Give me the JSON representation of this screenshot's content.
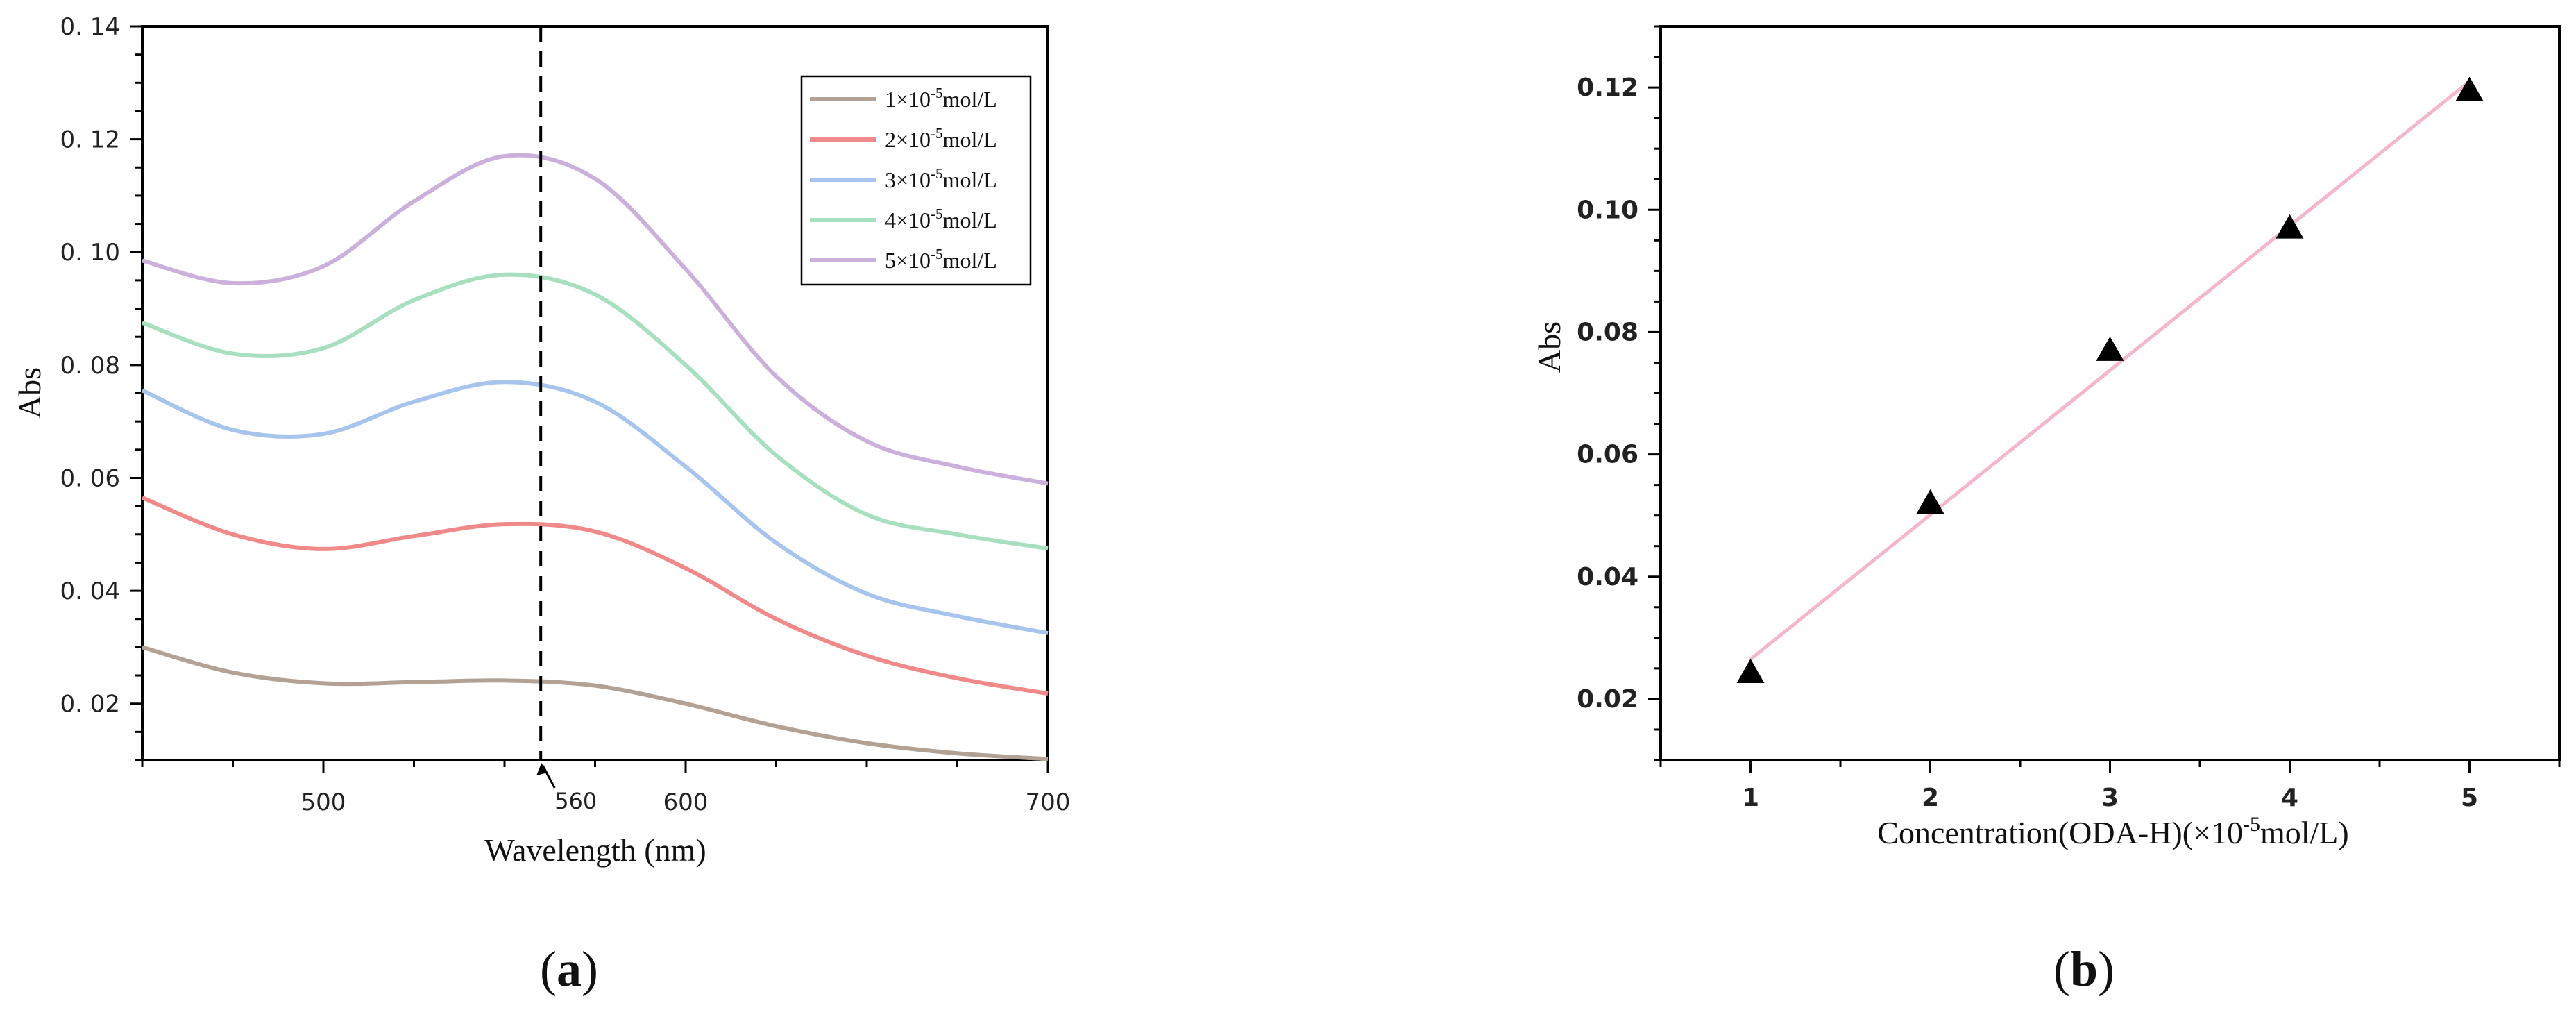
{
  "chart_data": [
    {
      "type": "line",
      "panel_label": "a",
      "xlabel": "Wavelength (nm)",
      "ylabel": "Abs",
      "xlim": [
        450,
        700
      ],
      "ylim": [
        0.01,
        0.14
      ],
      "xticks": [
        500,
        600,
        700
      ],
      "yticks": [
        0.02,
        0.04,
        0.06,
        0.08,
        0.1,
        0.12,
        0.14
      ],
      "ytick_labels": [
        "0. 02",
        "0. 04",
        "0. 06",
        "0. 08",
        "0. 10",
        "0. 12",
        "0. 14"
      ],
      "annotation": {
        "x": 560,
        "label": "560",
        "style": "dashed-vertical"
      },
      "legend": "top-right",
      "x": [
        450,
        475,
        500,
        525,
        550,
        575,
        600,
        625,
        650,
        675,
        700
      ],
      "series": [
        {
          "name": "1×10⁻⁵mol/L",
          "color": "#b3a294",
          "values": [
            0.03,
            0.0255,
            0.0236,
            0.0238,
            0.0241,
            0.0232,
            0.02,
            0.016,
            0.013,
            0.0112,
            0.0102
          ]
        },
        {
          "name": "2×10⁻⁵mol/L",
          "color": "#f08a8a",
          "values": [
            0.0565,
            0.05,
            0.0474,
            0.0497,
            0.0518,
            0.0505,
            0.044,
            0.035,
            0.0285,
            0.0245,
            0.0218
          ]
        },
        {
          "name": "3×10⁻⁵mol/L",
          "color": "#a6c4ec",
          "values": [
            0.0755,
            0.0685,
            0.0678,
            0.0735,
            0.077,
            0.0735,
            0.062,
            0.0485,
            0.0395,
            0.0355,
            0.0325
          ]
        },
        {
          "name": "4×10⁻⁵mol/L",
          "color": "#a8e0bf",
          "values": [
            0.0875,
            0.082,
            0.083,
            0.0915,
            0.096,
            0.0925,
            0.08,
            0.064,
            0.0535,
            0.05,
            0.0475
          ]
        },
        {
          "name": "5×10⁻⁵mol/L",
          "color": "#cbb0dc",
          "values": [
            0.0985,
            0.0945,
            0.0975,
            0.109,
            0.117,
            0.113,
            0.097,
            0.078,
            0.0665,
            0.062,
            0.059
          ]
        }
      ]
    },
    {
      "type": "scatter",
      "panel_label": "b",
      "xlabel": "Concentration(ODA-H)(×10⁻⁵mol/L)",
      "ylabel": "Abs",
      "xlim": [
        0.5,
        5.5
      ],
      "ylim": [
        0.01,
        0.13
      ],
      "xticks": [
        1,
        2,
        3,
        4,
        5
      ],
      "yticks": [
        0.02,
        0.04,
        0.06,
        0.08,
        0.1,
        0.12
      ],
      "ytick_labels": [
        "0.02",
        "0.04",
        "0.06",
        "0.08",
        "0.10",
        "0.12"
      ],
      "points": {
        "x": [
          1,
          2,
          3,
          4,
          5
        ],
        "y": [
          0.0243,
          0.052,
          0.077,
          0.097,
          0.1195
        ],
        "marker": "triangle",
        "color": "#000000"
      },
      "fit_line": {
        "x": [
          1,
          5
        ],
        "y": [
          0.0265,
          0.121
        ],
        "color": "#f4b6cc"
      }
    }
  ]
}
+++++
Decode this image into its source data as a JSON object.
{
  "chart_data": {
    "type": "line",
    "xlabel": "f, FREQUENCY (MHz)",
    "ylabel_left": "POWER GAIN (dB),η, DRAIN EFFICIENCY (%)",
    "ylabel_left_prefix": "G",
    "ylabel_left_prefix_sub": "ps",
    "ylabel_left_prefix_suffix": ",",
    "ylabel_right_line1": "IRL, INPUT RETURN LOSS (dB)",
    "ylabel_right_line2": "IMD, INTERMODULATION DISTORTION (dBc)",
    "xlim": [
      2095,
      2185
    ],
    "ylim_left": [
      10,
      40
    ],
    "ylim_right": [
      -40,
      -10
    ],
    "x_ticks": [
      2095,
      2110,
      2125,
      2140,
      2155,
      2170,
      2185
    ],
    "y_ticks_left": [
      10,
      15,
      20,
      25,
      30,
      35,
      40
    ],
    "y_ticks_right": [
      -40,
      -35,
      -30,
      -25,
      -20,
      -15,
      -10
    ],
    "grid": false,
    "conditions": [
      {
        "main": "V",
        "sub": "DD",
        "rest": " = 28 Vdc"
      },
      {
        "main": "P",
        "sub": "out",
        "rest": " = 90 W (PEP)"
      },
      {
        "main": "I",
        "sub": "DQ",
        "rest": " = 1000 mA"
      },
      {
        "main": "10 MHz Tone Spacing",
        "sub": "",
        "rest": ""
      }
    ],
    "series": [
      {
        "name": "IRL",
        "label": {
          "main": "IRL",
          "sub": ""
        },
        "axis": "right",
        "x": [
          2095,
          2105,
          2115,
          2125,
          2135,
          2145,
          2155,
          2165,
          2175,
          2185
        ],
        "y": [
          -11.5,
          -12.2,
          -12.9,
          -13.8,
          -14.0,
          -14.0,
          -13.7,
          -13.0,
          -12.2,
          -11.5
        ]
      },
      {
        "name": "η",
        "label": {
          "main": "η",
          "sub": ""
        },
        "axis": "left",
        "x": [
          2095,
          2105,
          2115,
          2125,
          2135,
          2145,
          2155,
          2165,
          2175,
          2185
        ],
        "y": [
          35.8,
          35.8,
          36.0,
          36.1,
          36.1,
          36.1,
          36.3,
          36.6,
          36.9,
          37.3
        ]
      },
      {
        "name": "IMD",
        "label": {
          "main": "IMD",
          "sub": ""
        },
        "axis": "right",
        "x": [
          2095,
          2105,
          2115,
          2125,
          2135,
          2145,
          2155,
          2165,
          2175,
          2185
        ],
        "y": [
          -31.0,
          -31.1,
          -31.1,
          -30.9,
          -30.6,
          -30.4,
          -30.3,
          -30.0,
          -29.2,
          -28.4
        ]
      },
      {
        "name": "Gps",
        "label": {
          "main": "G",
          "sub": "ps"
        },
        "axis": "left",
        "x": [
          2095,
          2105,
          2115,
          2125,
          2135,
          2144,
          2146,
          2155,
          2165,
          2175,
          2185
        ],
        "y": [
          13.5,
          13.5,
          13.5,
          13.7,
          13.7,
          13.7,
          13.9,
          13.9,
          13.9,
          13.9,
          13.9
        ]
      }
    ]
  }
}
+++++
Problem statement:
Look through the entries above and report the number of lines that contain "⁵mol". Write only the number.

Answer for the task:
6